Search the listing for "name" and copy every line where it appears.
----- ENTRIES SUPPLIED
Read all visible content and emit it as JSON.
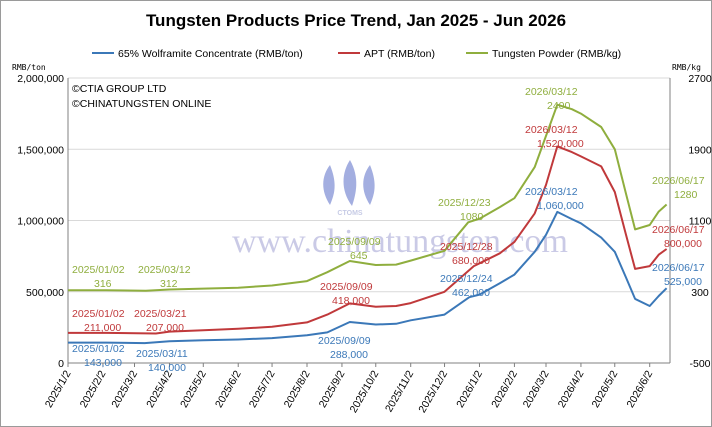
{
  "chart_data": {
    "type": "line",
    "title": "Tungsten Products Price Trend, Jan 2025 - Jun 2026",
    "left_unit": "RMB/ton",
    "right_unit": "RMB/kg",
    "left_ylim": [
      0,
      2000000
    ],
    "right_ylim": [
      -500,
      2700
    ],
    "left_ticks": [
      "0",
      "500,000",
      "1,000,000",
      "1,500,000",
      "2,000,000"
    ],
    "left_tick_values": [
      0,
      500000,
      1000000,
      1500000,
      2000000
    ],
    "right_ticks": [
      "-500",
      "300",
      "1100",
      "1900",
      "2700"
    ],
    "right_tick_values": [
      -500,
      300,
      1100,
      1900,
      2700
    ],
    "x_ticks": [
      "2025/1/2",
      "2025/2/2",
      "2025/3/2",
      "2025/4/2",
      "2025/5/2",
      "2025/6/2",
      "2025/7/2",
      "2025/8/2",
      "2025/9/2",
      "2025/10/2",
      "2025/11/2",
      "2025/12/2",
      "2026/1/2",
      "2026/2/2",
      "2026/3/2",
      "2026/4/2",
      "2026/5/2",
      "2026/6/2"
    ],
    "grid": "horizontal",
    "legend_position": "top",
    "copyright": [
      "©CTIA GROUP LTD",
      "©CHINATUNGSTEN ONLINE"
    ],
    "watermark": "www.chinatungsten.com",
    "logo_text": "CTOMS",
    "series": [
      {
        "name": "65% Wolframite Concentrate (RMB/ton)",
        "axis": "left",
        "color": "#3b78b8",
        "points": [
          [
            "2025/01/02",
            143000
          ],
          [
            "2025/02/05",
            143000
          ],
          [
            "2025/03/11",
            140000
          ],
          [
            "2025/04/02",
            152000
          ],
          [
            "2025/05/02",
            160000
          ],
          [
            "2025/06/02",
            165000
          ],
          [
            "2025/07/02",
            175000
          ],
          [
            "2025/08/02",
            195000
          ],
          [
            "2025/08/20",
            215000
          ],
          [
            "2025/09/09",
            288000
          ],
          [
            "2025/10/02",
            270000
          ],
          [
            "2025/10/20",
            275000
          ],
          [
            "2025/11/02",
            300000
          ],
          [
            "2025/12/02",
            340000
          ],
          [
            "2025/12/24",
            462000
          ],
          [
            "2026/01/02",
            480000
          ],
          [
            "2026/01/20",
            560000
          ],
          [
            "2026/02/02",
            620000
          ],
          [
            "2026/02/20",
            780000
          ],
          [
            "2026/03/02",
            900000
          ],
          [
            "2026/03/12",
            1060000
          ],
          [
            "2026/03/25",
            1010000
          ],
          [
            "2026/04/02",
            980000
          ],
          [
            "2026/04/20",
            880000
          ],
          [
            "2026/05/02",
            780000
          ],
          [
            "2026/05/12",
            600000
          ],
          [
            "2026/05/20",
            450000
          ],
          [
            "2026/06/02",
            400000
          ],
          [
            "2026/06/10",
            470000
          ],
          [
            "2026/06/17",
            525000
          ]
        ]
      },
      {
        "name": "APT (RMB/ton)",
        "axis": "left",
        "color": "#c0393b",
        "points": [
          [
            "2025/01/02",
            211000
          ],
          [
            "2025/02/05",
            211000
          ],
          [
            "2025/03/21",
            207000
          ],
          [
            "2025/04/02",
            220000
          ],
          [
            "2025/05/02",
            230000
          ],
          [
            "2025/06/02",
            240000
          ],
          [
            "2025/07/02",
            255000
          ],
          [
            "2025/08/02",
            285000
          ],
          [
            "2025/08/20",
            340000
          ],
          [
            "2025/09/09",
            418000
          ],
          [
            "2025/10/02",
            395000
          ],
          [
            "2025/10/20",
            400000
          ],
          [
            "2025/11/02",
            420000
          ],
          [
            "2025/12/02",
            500000
          ],
          [
            "2025/12/28",
            680000
          ],
          [
            "2026/01/02",
            700000
          ],
          [
            "2026/01/20",
            770000
          ],
          [
            "2026/02/02",
            850000
          ],
          [
            "2026/02/20",
            1050000
          ],
          [
            "2026/03/02",
            1250000
          ],
          [
            "2026/03/12",
            1520000
          ],
          [
            "2026/03/25",
            1480000
          ],
          [
            "2026/04/02",
            1450000
          ],
          [
            "2026/04/20",
            1380000
          ],
          [
            "2026/05/02",
            1200000
          ],
          [
            "2026/05/12",
            900000
          ],
          [
            "2026/05/20",
            660000
          ],
          [
            "2026/06/02",
            680000
          ],
          [
            "2026/06/10",
            760000
          ],
          [
            "2026/06/17",
            800000
          ]
        ]
      },
      {
        "name": "Tungsten Powder (RMB/kg)",
        "axis": "right",
        "color": "#8fae3e",
        "points": [
          [
            "2025/01/02",
            316
          ],
          [
            "2025/02/05",
            316
          ],
          [
            "2025/03/12",
            312
          ],
          [
            "2025/04/02",
            325
          ],
          [
            "2025/05/02",
            335
          ],
          [
            "2025/06/02",
            345
          ],
          [
            "2025/07/02",
            370
          ],
          [
            "2025/08/02",
            420
          ],
          [
            "2025/08/20",
            520
          ],
          [
            "2025/09/09",
            645
          ],
          [
            "2025/10/02",
            600
          ],
          [
            "2025/10/20",
            605
          ],
          [
            "2025/11/02",
            650
          ],
          [
            "2025/12/02",
            760
          ],
          [
            "2025/12/23",
            1080
          ],
          [
            "2026/01/02",
            1120
          ],
          [
            "2026/01/20",
            1250
          ],
          [
            "2026/02/02",
            1350
          ],
          [
            "2026/02/20",
            1700
          ],
          [
            "2026/03/02",
            2050
          ],
          [
            "2026/03/12",
            2400
          ],
          [
            "2026/03/25",
            2350
          ],
          [
            "2026/04/02",
            2300
          ],
          [
            "2026/04/20",
            2150
          ],
          [
            "2026/05/02",
            1900
          ],
          [
            "2026/05/12",
            1400
          ],
          [
            "2026/05/20",
            1000
          ],
          [
            "2026/06/02",
            1050
          ],
          [
            "2026/06/10",
            1200
          ],
          [
            "2026/06/17",
            1280
          ]
        ]
      }
    ],
    "annotations": [
      {
        "series": 2,
        "date": "2025/01/02",
        "lines": [
          "2025/01/02",
          "316"
        ]
      },
      {
        "series": 2,
        "date": "2025/03/12",
        "lines": [
          "2025/03/12",
          "312"
        ]
      },
      {
        "series": 2,
        "date": "2025/09/09",
        "lines": [
          "2025/09/09",
          "645"
        ]
      },
      {
        "series": 2,
        "date": "2025/12/23",
        "lines": [
          "2025/12/23",
          "1080"
        ]
      },
      {
        "series": 2,
        "date": "2026/03/12",
        "lines": [
          "2026/03/12",
          "2400"
        ]
      },
      {
        "series": 2,
        "date": "2026/06/17",
        "lines": [
          "2026/06/17",
          "1280"
        ]
      },
      {
        "series": 1,
        "date": "2025/01/02",
        "lines": [
          "2025/01/02",
          "211,000"
        ]
      },
      {
        "series": 1,
        "date": "2025/03/21",
        "lines": [
          "2025/03/21",
          "207,000"
        ]
      },
      {
        "series": 1,
        "date": "2025/09/09",
        "lines": [
          "2025/09/09",
          "418,000"
        ]
      },
      {
        "series": 1,
        "date": "2025/12/28",
        "lines": [
          "2025/12/28",
          "680,000"
        ]
      },
      {
        "series": 1,
        "date": "2026/03/12",
        "lines": [
          "2026/03/12",
          "1,520,000"
        ]
      },
      {
        "series": 1,
        "date": "2026/06/17",
        "lines": [
          "2026/06/17",
          "800,000"
        ]
      },
      {
        "series": 0,
        "date": "2025/01/02",
        "lines": [
          "2025/01/02",
          "143,000"
        ]
      },
      {
        "series": 0,
        "date": "2025/03/11",
        "lines": [
          "2025/03/11",
          "140,000"
        ]
      },
      {
        "series": 0,
        "date": "2025/09/09",
        "lines": [
          "2025/09/09",
          "288,000"
        ]
      },
      {
        "series": 0,
        "date": "2025/12/24",
        "lines": [
          "2025/12/24",
          "462,000"
        ]
      },
      {
        "series": 0,
        "date": "2026/03/12",
        "lines": [
          "2026/03/12",
          "1,060,000"
        ]
      },
      {
        "series": 0,
        "date": "2026/06/17",
        "lines": [
          "2026/06/17",
          "525,000"
        ]
      }
    ]
  }
}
----------
[RESULT OF THE TASK]:
        "name": "65% Wolframite Concentrate (RMB/ton)",
        "name": "APT (RMB/ton)",
        "name": "Tungsten Powder (RMB/kg)",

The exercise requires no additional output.